▶ **What you should do**: Your answer must be every line of the data that contains "điểm".

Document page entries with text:
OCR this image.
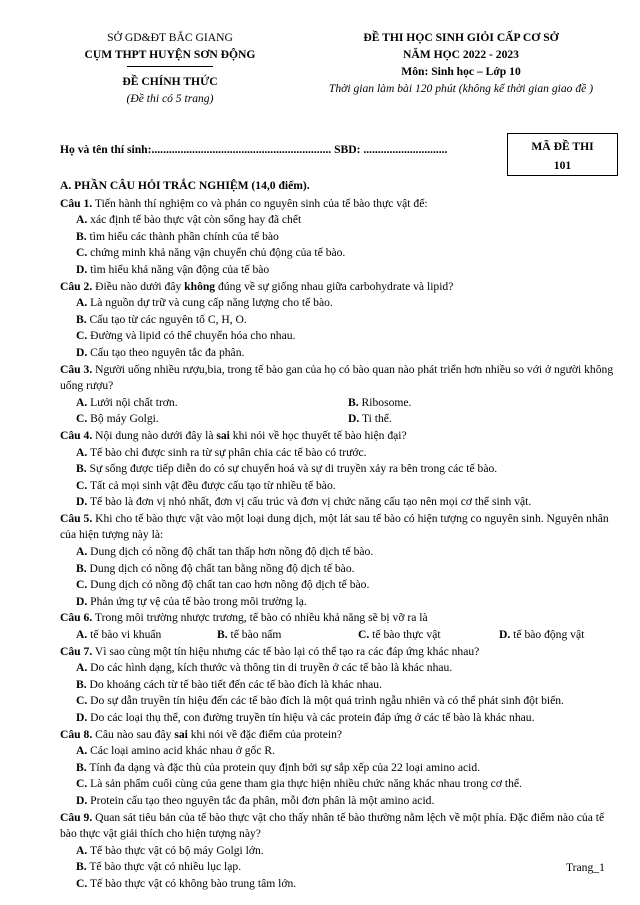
SỞ GD&ĐT BẮC GIANG
CỤM THPT HUYỆN SƠN ĐỘNG
ĐỀ CHÍNH THỨC
(Đề thi có 5 trang)
ĐỀ THI HỌC SINH GIỎI CẤP CƠ SỞ
NĂM HỌC 2022 - 2023
Môn: Sinh học – Lớp 10
Thời gian làm bài 120 phút (không kể thời gian giao đề )
Họ và tên thí sinh:.............................................................. SBD: .............................	MÃ ĐỀ THI
101
A. PHẦN CÂU HỎI TRẮC NGHIỆM (14,0 điểm).
Câu 1. Tiến hành thí nghiệm co và phản co nguyên sinh của tế bào thực vật để:
A. xác định tế bào thực vật còn sống hay đã chết
B. tìm hiểu các thành phần chính của tế bào
C. chứng minh khả năng vận chuyển chủ động của tế bào.
D. tìm hiểu khả năng vận động của tế bào
Câu 2. Điều nào dưới đây không đúng về sự giống nhau giữa carbohydrate và lipid?
A. Là nguồn dự trữ và cung cấp năng lượng cho tế bào.
B. Cấu tạo từ các nguyên tố C, H, O.
C. Đường và lipid có thể chuyển hóa cho nhau.
D. Cấu tạo theo nguyên tắc đa phân.
Câu 3. Người uống nhiều rượu,bia, trong tế bào gan của họ có bào quan nào phát triển hơn nhiều so với ở người không uống rượu?
A. Lưới nội chất trơn.	B. Ribosome.
C. Bộ máy Golgi.	D. Ti thể.
Câu 4. Nội dung nào dưới đây là sai khi nói về học thuyết tế bào hiện đại?
A. Tế bào chỉ được sinh ra từ sự phân chia các tế bào có trước.
B. Sự sống được tiếp diễn do có sự chuyển hoá và sự di truyền xảy ra bên trong các tế bào.
C. Tất cả mọi sinh vật đều được cấu tạo từ nhiều tế bào.
D. Tế bào là đơn vị nhỏ nhất, đơn vị cấu trúc và đơn vị chức năng cấu tạo nên mọi cơ thể sinh vật.
Câu 5. Khi cho tế bào thực vật vào một loại dung dịch, một lát sau tế bào có hiện tượng co nguyên sinh. Nguyên nhân của hiện tượng này là:
A. Dung dịch có nồng độ chất tan thấp hơn nồng độ dịch tế bào.
B. Dung dịch có nồng độ chất tan bằng nồng độ dịch tế bào.
C. Dung dịch có nồng độ chất tan cao hơn nồng độ dịch tế bào.
D. Phản ứng tự vệ của tế bào trong môi trường lạ.
Câu 6. Trong môi trường nhược trương, tế bào có nhiều khả năng sẽ bị vỡ ra là
A. tế bào vi khuẩn	B. tế bào nấm	C. tế bào thực vật	D. tế bào động vật
Câu 7. Vì sao cùng một tín hiệu nhưng các tế bào lại có thể tạo ra các đáp ứng khác nhau?
A. Do các hình dạng, kích thước và thông tin di truyền ở các tế bào là khác nhau.
B. Do khoảng cách từ tế bào tiết đến các tế bào đích là khác nhau.
C. Do sự dẫn truyền tín hiệu đến các tế bào đích là một quá trình ngẫu nhiên và có thể phát sinh đột biến.
D. Do các loại thụ thể, con đường truyền tín hiệu và các protein đáp ứng ở các tế bào là khác nhau.
Câu 8. Câu nào sau đây sai khi nói về đặc điểm của protein?
A. Các loại amino acid khác nhau ở gốc R.
B. Tính đa dạng và đặc thù của protein quy định bởi sự sắp xếp của 22 loại amino acid.
C. Là sản phẩm cuối cùng của gene tham gia thực hiện nhiều chức năng khác nhau trong cơ thể.
D. Protein cấu tạo theo nguyên tắc đa phân, mỗi đơn phân là một amino acid.
Câu 9. Quan sát tiêu bản của tế bào thực vật cho thấy nhân tế bào thường nằm lệch về một phía. Đặc điểm nào của tế bào thực vật giải thích cho hiện tượng này?
A. Tế bào thực vật có bộ máy Golgi lớn.
B. Tế bào thực vật có nhiều lục lạp.
C. Tế bào thực vật có không bào trung tâm lớn.
Trang_1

▶ **Exercise output**:
A. PHẦN CÂU HỎI TRẮC NGHIỆM (14,0 điểm).
Câu 8. Câu nào sau đây sai khi nói về đặc điểm của protein?
Câu 9. Quan sát tiêu bản của tế bào thực vật cho thấy nhân tế bào thường nằm lệch về một phía. Đặc điểm nào của tế bào thực vật giải thích cho hiện tượng này?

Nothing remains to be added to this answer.